━━ Supplied material
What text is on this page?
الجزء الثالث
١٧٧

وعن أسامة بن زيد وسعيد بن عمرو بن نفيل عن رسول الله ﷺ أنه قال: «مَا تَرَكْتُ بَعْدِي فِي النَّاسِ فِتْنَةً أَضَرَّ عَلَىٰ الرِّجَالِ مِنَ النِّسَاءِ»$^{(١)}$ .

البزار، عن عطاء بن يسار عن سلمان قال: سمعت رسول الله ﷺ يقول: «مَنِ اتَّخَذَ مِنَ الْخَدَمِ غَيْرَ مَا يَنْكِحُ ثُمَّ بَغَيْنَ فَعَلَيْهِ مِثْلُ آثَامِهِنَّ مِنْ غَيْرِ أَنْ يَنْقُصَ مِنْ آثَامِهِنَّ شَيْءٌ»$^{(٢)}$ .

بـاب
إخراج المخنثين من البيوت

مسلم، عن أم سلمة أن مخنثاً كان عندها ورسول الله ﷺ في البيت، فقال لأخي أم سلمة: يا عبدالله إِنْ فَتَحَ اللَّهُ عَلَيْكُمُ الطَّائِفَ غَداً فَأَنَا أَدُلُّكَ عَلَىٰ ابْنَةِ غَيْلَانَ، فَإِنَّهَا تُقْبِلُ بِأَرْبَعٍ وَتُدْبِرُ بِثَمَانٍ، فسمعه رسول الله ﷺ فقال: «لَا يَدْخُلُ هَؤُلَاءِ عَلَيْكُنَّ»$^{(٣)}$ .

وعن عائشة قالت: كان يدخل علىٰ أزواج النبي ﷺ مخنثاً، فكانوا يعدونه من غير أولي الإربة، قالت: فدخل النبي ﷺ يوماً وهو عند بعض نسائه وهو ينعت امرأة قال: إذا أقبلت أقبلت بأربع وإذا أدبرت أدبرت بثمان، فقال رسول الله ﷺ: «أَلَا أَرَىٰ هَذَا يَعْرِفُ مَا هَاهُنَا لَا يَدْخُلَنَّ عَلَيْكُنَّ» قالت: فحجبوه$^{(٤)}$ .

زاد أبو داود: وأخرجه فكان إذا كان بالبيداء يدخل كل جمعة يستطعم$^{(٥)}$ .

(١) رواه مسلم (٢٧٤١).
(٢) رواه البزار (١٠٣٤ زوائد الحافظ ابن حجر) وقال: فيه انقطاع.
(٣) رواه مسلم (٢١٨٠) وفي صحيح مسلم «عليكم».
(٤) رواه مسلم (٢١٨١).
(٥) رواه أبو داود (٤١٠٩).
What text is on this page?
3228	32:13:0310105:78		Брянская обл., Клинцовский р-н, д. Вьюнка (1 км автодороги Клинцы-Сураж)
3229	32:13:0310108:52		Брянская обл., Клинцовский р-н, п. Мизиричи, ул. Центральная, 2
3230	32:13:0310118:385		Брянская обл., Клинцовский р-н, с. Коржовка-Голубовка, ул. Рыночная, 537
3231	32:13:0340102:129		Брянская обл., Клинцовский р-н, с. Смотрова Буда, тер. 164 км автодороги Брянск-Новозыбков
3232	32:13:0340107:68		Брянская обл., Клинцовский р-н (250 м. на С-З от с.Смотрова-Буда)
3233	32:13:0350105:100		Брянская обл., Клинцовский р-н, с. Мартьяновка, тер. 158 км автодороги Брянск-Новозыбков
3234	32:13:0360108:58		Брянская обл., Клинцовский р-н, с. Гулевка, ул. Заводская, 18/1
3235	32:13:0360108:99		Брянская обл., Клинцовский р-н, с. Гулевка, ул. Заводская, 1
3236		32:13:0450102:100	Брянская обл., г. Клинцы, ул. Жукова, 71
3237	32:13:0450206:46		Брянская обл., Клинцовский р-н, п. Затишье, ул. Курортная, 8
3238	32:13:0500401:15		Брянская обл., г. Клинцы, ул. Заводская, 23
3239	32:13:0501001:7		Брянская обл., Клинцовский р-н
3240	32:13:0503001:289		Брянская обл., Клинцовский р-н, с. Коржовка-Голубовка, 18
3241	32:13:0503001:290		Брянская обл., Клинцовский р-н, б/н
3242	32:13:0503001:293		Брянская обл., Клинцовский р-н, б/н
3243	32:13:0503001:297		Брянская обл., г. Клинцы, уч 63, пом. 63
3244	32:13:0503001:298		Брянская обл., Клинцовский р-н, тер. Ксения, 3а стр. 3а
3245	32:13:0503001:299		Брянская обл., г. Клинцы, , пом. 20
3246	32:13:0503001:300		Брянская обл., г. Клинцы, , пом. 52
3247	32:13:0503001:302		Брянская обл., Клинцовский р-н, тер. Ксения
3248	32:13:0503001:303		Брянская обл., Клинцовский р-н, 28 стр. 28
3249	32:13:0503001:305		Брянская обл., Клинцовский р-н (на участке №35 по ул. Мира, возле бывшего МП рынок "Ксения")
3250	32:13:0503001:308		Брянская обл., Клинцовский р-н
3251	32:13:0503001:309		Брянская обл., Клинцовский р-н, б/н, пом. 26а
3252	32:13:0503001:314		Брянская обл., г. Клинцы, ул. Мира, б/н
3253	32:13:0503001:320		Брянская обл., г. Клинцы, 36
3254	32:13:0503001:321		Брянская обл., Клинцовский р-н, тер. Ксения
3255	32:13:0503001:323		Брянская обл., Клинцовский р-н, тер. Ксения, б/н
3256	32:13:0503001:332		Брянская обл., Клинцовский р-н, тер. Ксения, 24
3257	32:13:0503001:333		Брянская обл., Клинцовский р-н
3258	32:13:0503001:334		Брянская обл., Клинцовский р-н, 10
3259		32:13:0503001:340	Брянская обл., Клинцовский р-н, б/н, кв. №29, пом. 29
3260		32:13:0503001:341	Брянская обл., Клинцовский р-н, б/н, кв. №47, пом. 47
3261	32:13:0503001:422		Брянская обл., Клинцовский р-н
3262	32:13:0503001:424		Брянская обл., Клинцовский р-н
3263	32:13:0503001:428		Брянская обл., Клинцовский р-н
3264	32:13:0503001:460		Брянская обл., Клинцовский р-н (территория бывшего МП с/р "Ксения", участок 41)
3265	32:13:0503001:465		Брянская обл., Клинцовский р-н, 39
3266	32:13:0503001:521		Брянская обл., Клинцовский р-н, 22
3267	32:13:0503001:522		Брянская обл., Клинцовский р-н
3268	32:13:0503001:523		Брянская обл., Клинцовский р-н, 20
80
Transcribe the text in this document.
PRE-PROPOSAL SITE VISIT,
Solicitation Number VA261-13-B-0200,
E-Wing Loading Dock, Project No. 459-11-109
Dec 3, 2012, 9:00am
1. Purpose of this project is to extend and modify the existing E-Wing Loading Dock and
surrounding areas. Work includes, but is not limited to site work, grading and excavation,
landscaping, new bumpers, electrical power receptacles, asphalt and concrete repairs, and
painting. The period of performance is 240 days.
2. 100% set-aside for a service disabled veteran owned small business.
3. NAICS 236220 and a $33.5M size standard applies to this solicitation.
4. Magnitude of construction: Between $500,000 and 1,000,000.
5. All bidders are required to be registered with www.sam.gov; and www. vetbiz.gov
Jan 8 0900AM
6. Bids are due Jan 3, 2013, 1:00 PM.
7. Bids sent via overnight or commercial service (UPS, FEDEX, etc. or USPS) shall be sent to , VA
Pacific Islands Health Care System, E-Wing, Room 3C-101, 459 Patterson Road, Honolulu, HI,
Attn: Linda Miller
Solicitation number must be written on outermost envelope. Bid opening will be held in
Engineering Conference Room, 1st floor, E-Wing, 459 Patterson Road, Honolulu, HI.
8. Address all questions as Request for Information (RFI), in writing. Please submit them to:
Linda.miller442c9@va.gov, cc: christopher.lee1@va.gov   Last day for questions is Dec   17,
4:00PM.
━━━━
Exercise details:
Only the number is wanted: how many lines in the data include the string "Мира"?

Task response:
2